What you will do –
In the entries below, count each line holding the word "Users". Answer with the total alone.

Structured figure records:
□ □ □ □ □ □ □

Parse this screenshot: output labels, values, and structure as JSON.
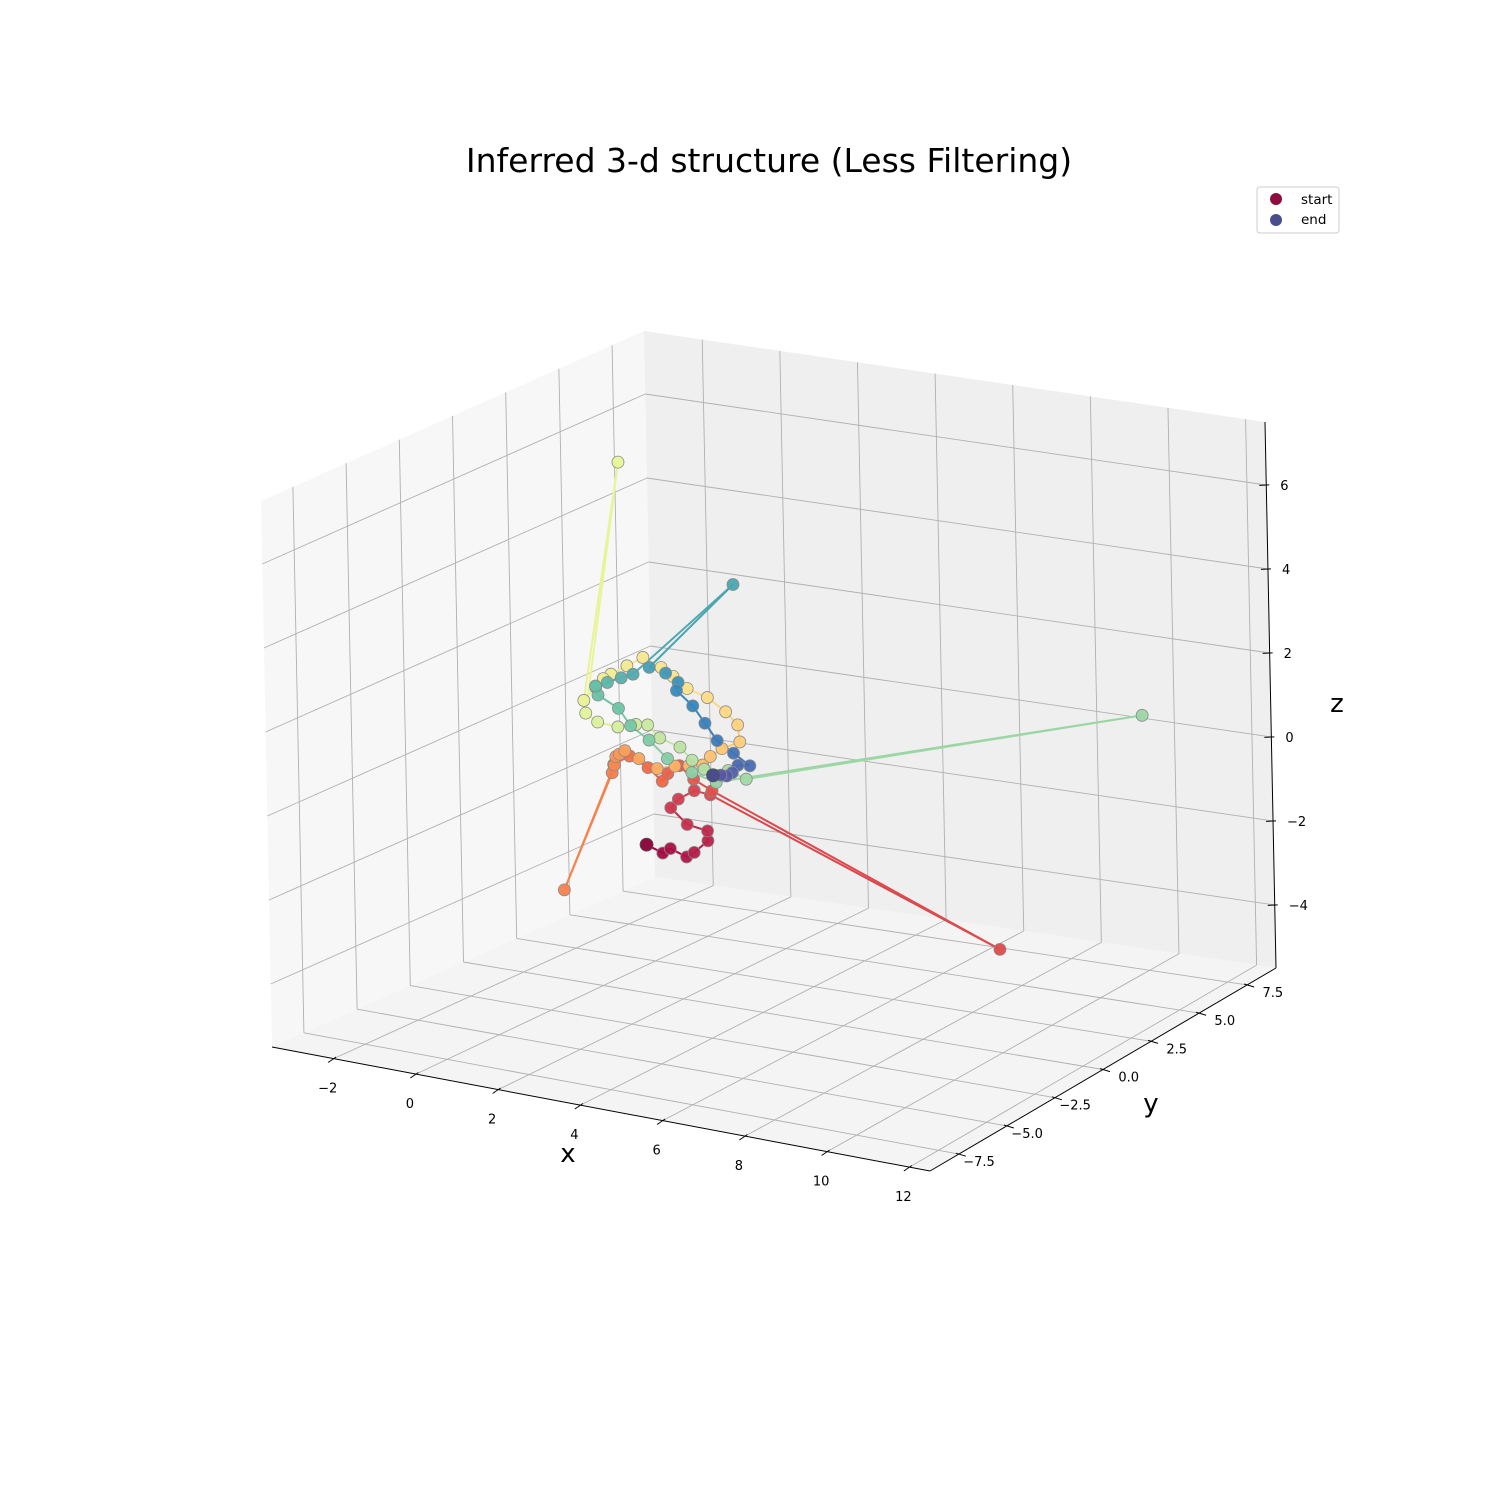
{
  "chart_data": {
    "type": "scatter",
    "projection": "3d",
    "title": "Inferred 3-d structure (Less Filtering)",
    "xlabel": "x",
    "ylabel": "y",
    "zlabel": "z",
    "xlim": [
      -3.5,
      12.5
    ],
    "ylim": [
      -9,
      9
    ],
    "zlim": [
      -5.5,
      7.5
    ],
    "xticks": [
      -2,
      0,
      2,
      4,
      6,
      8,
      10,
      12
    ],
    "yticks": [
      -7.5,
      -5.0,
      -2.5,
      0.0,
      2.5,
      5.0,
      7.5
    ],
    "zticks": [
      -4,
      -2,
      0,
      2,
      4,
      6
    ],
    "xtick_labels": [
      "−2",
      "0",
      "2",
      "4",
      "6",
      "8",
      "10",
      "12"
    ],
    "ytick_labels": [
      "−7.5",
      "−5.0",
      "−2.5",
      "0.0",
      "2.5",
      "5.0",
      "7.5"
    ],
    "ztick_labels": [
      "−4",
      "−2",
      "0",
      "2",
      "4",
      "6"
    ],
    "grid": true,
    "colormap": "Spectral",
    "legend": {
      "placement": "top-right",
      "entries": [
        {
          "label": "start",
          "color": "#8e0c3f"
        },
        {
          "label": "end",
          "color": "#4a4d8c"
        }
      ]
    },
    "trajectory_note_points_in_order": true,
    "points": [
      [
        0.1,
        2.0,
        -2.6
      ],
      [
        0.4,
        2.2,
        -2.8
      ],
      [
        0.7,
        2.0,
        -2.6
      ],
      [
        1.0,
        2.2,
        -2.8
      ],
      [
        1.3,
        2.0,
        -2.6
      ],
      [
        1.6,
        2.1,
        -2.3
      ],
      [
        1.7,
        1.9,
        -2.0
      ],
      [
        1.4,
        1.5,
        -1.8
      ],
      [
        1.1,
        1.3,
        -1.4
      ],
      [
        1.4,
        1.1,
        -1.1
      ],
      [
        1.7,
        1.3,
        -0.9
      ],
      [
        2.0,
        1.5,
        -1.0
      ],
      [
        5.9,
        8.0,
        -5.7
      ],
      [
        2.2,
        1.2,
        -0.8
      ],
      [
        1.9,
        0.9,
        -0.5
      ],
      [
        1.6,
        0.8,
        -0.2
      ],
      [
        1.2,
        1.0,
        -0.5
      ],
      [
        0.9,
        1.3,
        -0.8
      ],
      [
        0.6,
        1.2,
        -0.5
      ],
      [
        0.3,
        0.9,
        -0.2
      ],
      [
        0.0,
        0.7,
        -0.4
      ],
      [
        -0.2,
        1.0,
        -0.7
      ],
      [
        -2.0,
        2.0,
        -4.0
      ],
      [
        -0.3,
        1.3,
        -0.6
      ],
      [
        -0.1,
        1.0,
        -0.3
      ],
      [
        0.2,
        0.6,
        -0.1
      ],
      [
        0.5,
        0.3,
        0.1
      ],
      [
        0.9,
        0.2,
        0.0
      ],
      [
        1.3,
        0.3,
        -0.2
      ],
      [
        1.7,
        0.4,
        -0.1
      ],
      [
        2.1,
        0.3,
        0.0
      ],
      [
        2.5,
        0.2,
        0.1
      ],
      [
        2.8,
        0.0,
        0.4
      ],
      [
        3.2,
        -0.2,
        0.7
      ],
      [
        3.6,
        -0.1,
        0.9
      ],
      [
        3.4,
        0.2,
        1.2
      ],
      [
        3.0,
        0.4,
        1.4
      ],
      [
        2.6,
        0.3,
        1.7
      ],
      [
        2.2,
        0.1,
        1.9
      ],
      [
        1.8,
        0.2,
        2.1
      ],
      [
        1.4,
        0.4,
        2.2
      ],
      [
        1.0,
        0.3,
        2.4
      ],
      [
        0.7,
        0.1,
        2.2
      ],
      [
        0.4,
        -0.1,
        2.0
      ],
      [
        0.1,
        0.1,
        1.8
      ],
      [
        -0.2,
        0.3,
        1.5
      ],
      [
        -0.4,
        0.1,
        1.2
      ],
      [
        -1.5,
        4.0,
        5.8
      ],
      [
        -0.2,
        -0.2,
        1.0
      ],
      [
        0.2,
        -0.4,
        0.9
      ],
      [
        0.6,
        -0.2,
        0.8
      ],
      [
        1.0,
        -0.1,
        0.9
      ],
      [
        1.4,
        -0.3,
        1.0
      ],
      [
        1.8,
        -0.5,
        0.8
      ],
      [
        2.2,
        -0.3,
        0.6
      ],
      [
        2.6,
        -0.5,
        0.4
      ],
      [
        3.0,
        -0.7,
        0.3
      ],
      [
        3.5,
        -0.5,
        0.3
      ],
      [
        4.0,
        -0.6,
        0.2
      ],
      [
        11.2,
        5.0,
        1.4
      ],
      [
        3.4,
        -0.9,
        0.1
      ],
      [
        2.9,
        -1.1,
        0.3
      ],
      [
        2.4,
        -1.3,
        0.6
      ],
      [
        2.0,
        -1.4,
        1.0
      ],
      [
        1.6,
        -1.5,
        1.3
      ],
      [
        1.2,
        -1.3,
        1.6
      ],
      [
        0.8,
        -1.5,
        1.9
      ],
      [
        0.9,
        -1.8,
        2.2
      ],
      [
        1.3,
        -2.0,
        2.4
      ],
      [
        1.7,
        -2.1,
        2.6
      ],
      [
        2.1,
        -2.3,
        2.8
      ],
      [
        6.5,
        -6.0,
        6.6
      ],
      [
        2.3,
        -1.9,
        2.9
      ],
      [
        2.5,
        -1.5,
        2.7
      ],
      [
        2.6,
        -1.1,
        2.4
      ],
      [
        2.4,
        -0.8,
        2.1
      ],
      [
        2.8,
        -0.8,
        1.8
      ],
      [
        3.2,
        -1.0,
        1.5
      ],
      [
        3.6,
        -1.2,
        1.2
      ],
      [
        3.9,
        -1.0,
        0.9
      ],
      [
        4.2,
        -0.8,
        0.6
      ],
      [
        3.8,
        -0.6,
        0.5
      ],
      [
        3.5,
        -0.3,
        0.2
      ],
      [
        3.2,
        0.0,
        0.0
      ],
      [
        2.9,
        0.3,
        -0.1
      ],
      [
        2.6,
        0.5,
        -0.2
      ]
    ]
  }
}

□ □ □ □ □ □ □

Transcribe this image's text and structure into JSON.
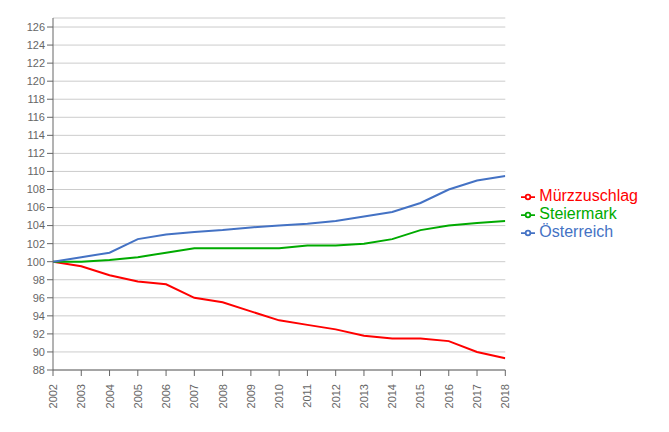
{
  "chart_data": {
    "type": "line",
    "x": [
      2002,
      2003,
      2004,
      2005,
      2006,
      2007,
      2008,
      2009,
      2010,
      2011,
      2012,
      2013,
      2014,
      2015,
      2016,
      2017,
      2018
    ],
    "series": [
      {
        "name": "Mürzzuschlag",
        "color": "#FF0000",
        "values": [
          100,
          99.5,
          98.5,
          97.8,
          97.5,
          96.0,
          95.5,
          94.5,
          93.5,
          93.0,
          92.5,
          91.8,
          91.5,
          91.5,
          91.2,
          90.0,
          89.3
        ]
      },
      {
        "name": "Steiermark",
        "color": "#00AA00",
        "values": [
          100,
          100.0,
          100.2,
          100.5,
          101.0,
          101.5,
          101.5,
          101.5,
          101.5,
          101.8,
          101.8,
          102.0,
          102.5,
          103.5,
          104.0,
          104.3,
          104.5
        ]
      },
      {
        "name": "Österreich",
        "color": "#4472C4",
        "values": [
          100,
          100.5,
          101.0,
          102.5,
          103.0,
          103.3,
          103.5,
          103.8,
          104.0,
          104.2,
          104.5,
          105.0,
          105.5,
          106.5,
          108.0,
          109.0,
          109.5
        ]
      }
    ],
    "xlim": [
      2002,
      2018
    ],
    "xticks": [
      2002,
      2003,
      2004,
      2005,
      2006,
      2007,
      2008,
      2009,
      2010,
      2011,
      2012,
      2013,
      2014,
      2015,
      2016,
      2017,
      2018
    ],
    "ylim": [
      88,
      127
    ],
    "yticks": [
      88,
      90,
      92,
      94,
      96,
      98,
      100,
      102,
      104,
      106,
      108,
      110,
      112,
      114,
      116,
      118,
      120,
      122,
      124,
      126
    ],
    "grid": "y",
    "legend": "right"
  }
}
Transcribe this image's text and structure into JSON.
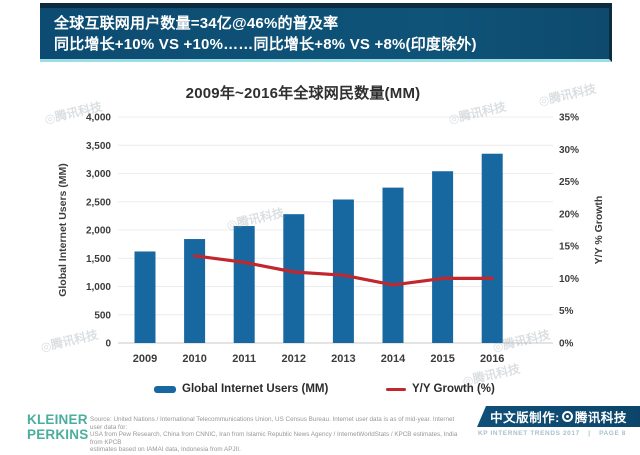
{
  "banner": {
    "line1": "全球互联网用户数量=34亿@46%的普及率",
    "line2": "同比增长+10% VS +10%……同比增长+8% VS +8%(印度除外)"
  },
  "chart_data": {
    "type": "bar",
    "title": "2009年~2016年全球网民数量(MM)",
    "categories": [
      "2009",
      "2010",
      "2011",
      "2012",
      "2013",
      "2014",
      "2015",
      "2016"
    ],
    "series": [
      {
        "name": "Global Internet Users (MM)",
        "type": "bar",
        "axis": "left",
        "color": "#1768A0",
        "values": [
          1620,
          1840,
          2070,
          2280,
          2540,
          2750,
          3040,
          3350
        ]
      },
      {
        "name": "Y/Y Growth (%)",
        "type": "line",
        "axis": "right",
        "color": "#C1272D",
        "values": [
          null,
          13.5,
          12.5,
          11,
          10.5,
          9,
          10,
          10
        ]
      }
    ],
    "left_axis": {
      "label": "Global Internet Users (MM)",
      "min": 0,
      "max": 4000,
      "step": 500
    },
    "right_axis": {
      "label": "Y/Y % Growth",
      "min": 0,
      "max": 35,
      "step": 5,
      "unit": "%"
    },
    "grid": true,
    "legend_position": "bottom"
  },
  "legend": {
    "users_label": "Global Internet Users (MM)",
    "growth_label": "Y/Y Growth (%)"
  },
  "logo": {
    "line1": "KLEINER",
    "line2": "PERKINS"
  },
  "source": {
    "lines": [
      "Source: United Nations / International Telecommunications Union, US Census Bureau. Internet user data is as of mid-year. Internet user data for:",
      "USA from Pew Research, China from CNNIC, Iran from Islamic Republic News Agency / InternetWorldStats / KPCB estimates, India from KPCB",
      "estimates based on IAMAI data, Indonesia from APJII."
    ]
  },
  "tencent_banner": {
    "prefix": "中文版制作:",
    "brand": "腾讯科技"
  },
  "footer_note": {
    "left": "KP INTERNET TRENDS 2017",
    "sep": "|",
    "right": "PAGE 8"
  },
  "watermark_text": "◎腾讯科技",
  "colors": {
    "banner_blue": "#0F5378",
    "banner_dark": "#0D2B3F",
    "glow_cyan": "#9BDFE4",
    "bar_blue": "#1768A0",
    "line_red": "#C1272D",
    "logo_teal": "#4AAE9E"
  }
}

□ □ □ □ □ □ □

The response –
3